• [GIVEN REQUEST] Gather all lines from the material that contain the word "Ustawą".

[Entries taken from a collection]
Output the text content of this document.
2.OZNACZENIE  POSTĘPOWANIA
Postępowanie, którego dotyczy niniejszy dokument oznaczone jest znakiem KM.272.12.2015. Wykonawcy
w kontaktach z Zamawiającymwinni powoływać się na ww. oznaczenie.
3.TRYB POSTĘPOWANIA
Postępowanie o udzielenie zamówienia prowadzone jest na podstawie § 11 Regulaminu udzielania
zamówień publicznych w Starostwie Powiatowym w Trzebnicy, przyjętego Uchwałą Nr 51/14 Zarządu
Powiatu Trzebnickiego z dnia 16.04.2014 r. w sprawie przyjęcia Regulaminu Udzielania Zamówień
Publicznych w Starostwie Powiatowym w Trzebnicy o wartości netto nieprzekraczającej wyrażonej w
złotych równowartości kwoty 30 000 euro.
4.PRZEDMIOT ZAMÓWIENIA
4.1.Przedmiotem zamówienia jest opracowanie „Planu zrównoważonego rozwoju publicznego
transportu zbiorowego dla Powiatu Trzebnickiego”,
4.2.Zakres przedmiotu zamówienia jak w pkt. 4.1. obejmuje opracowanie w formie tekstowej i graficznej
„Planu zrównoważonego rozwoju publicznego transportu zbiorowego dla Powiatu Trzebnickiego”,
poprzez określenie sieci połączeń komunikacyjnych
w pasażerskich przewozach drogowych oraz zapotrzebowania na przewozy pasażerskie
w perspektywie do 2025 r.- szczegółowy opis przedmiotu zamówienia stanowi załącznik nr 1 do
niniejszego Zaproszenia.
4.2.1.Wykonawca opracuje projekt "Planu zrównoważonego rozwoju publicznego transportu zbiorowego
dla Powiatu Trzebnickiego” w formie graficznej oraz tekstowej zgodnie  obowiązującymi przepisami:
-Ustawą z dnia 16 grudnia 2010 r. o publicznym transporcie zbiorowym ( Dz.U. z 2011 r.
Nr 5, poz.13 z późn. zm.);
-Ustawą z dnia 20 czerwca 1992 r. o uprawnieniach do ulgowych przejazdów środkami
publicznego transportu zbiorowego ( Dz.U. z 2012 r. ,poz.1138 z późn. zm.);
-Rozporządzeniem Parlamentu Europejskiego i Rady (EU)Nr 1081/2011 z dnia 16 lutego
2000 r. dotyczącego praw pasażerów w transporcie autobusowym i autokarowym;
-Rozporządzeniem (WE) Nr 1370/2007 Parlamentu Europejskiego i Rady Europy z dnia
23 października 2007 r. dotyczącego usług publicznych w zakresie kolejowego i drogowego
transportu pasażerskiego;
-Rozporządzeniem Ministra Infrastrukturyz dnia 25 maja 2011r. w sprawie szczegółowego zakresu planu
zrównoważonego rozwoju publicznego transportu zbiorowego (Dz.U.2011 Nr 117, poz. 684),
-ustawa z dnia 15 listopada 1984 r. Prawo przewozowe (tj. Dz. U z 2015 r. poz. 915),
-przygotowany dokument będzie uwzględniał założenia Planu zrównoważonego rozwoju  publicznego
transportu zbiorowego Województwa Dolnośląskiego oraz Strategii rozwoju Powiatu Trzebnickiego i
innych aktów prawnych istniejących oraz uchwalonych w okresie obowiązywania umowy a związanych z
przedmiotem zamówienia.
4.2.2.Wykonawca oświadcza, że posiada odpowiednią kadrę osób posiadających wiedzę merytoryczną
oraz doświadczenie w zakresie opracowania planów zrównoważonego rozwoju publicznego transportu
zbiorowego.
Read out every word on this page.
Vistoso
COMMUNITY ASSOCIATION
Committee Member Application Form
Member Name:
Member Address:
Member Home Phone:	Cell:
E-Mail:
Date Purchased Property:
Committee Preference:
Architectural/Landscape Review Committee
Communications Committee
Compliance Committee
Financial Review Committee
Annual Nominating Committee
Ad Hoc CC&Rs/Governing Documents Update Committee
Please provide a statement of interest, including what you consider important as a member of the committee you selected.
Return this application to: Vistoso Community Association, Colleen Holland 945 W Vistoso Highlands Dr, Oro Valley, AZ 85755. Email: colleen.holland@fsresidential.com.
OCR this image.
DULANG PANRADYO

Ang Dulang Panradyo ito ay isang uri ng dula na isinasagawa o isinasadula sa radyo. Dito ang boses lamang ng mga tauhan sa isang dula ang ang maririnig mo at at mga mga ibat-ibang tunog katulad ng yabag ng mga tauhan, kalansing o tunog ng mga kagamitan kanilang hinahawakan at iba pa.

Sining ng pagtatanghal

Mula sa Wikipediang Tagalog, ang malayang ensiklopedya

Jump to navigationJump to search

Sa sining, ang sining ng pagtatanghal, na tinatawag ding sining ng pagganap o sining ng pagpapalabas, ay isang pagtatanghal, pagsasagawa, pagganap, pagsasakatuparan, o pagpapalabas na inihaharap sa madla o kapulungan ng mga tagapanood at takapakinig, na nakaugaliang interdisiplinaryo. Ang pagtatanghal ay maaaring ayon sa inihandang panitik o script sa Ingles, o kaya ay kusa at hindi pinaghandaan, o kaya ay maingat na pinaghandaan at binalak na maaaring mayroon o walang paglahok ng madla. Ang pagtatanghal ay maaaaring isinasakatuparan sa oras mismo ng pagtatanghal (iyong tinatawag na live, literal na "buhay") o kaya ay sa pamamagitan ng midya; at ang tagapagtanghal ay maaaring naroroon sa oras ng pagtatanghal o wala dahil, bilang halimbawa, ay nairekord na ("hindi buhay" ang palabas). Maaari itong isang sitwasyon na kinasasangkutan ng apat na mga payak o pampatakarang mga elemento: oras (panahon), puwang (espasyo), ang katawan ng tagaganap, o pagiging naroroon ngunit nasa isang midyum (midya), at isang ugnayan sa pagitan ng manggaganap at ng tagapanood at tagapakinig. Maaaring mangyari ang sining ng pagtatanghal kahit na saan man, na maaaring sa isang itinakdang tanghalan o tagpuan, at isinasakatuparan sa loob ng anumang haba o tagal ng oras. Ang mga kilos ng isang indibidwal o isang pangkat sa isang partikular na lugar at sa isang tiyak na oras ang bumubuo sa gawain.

• [THE COMPLETED TASK]
-Ustawą z dnia 16 grudnia 2010 r. o publicznym transporcie zbiorowym ( Dz.U. z 2011 r.
-Ustawą z dnia 20 czerwca 1992 r. o uprawnieniach do ulgowych przejazdów środkami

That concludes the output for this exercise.